# What this task involves:
State the number of lines in the material below that hold "sorted", and add nothing to it.

# Recorded data:

━━━

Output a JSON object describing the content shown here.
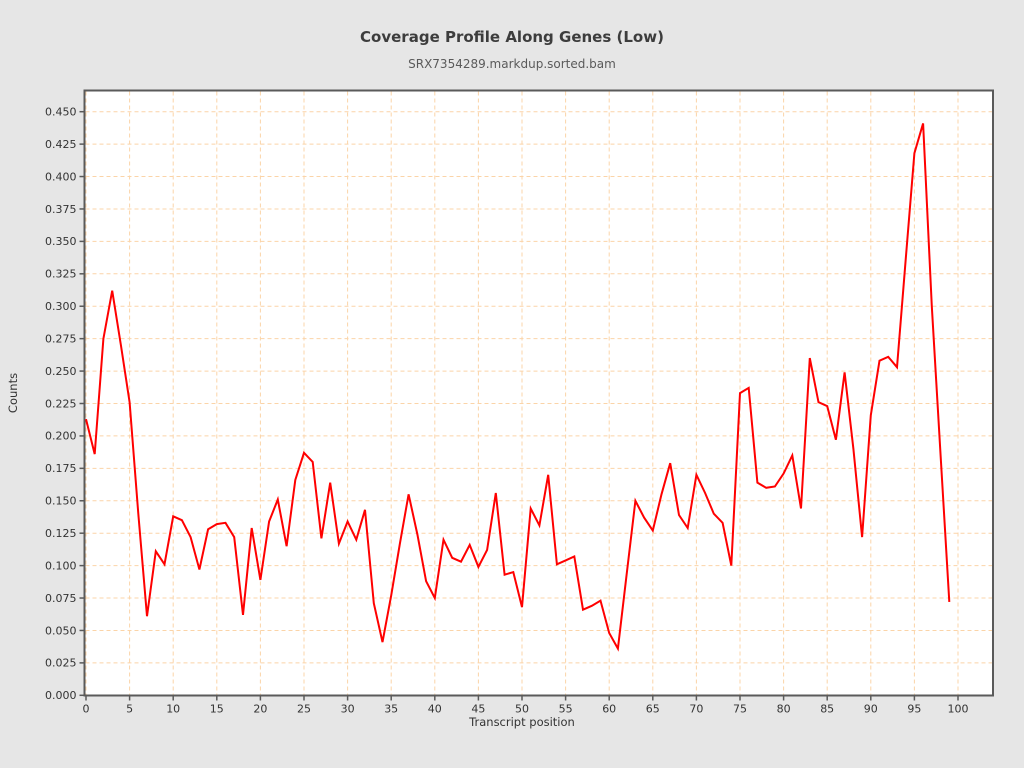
{
  "header": {
    "title": "Coverage Profile Along Genes (Low)",
    "subtitle": "SRX7354289.markdup.sorted.bam"
  },
  "chart_data": {
    "type": "line",
    "title": "Coverage Profile Along Genes (Low)",
    "subtitle": "SRX7354289.markdup.sorted.bam",
    "xlabel": "Transcript position",
    "ylabel": "Counts",
    "x_start": 0,
    "x_step": 1,
    "values": [
      0.213,
      0.186,
      0.275,
      0.312,
      0.27,
      0.226,
      0.14,
      0.061,
      0.111,
      0.101,
      0.138,
      0.135,
      0.122,
      0.097,
      0.128,
      0.132,
      0.133,
      0.122,
      0.062,
      0.129,
      0.089,
      0.134,
      0.151,
      0.115,
      0.166,
      0.187,
      0.18,
      0.121,
      0.164,
      0.117,
      0.134,
      0.12,
      0.143,
      0.071,
      0.041,
      0.077,
      0.117,
      0.155,
      0.124,
      0.088,
      0.075,
      0.12,
      0.106,
      0.103,
      0.116,
      0.099,
      0.112,
      0.156,
      0.093,
      0.095,
      0.068,
      0.144,
      0.131,
      0.17,
      0.101,
      0.104,
      0.107,
      0.066,
      0.069,
      0.073,
      0.048,
      0.036,
      0.093,
      0.15,
      0.137,
      0.127,
      0.155,
      0.179,
      0.139,
      0.129,
      0.17,
      0.156,
      0.14,
      0.133,
      0.1,
      0.233,
      0.237,
      0.164,
      0.16,
      0.161,
      0.171,
      0.185,
      0.144,
      0.26,
      0.226,
      0.223,
      0.197,
      0.249,
      0.19,
      0.122,
      0.216,
      0.258,
      0.261,
      0.253,
      0.336,
      0.418,
      0.441,
      0.3,
      0.185,
      0.072
    ],
    "x_ticks": [
      0,
      5,
      10,
      15,
      20,
      25,
      30,
      35,
      40,
      45,
      50,
      55,
      60,
      65,
      70,
      75,
      80,
      85,
      90,
      95,
      100
    ],
    "y_ticks": [
      0.0,
      0.025,
      0.05,
      0.075,
      0.1,
      0.125,
      0.15,
      0.175,
      0.2,
      0.225,
      0.25,
      0.275,
      0.3,
      0.325,
      0.35,
      0.375,
      0.4,
      0.425,
      0.45
    ],
    "y_tick_decimals": 3,
    "xlim": [
      0,
      104
    ],
    "ylim": [
      0,
      0.466
    ],
    "grid": "dashed",
    "legend": "none",
    "colors": {
      "line": "#ff0000",
      "grid": "#fbd4a8",
      "panel_background": "#ffffff",
      "page_background": "#e6e6e6",
      "panel_border": "#5a5a5a",
      "tick_text": "#333333",
      "title_text": "#3d3d3d",
      "subtitle_text": "#5a5a5a"
    }
  }
}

━━━

# Completed task:
2